== What needs to be done ==
Look through the records below and give the number of lines holding the string "this", nothing more.

== Provided entries ==
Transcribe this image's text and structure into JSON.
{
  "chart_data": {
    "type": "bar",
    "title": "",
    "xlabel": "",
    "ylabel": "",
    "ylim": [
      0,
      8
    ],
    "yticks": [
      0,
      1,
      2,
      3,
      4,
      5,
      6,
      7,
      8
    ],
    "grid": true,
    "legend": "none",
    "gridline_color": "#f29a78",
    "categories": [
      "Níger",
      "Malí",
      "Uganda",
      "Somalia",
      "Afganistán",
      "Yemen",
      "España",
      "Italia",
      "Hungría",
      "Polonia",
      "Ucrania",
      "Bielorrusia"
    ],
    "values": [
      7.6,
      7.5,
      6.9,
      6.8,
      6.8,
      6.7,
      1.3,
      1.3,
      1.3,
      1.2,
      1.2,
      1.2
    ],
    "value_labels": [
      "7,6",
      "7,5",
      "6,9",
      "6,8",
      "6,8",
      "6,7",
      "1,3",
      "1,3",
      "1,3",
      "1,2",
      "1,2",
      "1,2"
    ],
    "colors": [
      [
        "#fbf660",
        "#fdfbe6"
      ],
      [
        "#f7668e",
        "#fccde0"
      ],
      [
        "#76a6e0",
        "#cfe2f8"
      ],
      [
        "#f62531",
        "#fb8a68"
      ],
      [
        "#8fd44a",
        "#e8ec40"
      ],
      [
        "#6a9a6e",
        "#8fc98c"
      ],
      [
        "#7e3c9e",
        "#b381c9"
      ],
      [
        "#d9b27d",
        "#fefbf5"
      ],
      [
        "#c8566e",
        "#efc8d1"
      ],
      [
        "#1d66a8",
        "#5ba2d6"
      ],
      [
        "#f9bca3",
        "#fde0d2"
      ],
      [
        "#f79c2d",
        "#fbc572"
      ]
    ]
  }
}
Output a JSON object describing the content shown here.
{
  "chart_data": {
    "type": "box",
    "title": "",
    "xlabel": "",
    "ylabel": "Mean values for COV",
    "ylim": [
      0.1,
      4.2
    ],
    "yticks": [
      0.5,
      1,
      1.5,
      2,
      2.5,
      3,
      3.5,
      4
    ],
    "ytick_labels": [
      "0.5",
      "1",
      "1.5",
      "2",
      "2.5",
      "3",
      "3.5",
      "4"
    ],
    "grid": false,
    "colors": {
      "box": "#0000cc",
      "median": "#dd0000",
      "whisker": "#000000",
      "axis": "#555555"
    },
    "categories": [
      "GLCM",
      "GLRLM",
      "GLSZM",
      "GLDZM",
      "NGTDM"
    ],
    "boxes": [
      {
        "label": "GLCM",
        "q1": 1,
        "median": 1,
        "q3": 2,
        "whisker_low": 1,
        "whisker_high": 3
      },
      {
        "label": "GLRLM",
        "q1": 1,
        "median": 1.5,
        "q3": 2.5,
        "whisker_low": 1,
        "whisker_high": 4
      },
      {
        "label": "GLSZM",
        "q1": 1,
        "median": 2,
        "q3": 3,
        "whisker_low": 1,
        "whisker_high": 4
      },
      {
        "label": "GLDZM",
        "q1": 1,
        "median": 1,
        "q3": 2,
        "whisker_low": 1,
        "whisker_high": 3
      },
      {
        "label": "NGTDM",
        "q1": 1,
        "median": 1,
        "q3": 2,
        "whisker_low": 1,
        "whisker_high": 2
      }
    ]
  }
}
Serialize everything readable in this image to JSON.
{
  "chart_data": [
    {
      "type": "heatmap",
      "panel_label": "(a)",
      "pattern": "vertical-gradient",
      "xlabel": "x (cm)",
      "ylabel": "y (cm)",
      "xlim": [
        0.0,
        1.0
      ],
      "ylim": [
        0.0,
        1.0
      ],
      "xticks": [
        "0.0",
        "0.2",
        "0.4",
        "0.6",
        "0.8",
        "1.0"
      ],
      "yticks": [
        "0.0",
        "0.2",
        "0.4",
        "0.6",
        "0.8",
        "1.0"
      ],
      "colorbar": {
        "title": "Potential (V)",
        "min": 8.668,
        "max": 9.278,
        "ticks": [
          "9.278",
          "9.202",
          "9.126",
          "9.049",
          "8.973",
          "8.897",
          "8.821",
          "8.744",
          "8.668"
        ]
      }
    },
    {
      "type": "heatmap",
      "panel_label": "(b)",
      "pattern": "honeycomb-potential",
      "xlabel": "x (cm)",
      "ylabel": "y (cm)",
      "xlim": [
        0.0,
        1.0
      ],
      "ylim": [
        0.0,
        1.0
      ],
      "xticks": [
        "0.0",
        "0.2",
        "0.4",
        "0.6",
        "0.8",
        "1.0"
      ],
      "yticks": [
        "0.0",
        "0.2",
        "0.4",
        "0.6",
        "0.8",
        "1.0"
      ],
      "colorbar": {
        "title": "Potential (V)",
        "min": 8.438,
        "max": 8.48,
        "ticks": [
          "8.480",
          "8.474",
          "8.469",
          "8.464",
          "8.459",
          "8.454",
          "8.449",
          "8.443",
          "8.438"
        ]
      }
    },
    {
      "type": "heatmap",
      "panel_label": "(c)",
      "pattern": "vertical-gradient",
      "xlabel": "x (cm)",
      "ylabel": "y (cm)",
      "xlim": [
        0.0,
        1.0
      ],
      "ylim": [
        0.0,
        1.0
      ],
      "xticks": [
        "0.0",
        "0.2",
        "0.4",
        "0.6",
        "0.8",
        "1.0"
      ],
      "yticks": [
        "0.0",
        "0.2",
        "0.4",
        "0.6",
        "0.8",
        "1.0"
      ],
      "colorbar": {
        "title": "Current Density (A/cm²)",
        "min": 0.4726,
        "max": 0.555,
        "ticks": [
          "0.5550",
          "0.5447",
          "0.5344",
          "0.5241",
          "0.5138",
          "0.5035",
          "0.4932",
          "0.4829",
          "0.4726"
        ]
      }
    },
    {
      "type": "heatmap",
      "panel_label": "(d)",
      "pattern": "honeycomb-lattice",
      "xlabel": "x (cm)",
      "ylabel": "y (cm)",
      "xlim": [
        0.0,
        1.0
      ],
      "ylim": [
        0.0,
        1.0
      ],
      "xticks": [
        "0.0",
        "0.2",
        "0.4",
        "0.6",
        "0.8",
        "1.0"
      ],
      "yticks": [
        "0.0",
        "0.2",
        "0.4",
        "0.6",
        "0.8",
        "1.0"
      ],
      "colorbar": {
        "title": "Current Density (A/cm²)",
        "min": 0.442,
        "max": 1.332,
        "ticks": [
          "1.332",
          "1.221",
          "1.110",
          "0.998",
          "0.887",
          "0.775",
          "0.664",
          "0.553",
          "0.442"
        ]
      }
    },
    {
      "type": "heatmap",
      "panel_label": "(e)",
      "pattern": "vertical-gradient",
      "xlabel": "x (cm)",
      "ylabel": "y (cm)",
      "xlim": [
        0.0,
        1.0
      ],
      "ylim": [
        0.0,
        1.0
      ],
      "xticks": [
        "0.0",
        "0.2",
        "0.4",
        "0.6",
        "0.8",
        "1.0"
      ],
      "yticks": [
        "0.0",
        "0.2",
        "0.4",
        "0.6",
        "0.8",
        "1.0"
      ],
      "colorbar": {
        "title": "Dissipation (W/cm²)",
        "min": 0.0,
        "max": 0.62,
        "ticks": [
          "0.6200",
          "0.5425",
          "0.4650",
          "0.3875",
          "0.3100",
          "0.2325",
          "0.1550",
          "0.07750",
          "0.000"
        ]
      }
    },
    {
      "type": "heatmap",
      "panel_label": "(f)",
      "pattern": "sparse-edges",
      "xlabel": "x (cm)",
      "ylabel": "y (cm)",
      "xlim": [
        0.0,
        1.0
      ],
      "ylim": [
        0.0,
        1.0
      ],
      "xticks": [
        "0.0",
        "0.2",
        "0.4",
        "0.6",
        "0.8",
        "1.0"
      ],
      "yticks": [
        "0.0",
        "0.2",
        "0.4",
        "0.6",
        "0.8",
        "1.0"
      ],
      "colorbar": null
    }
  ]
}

== Reply to the exercise ==
2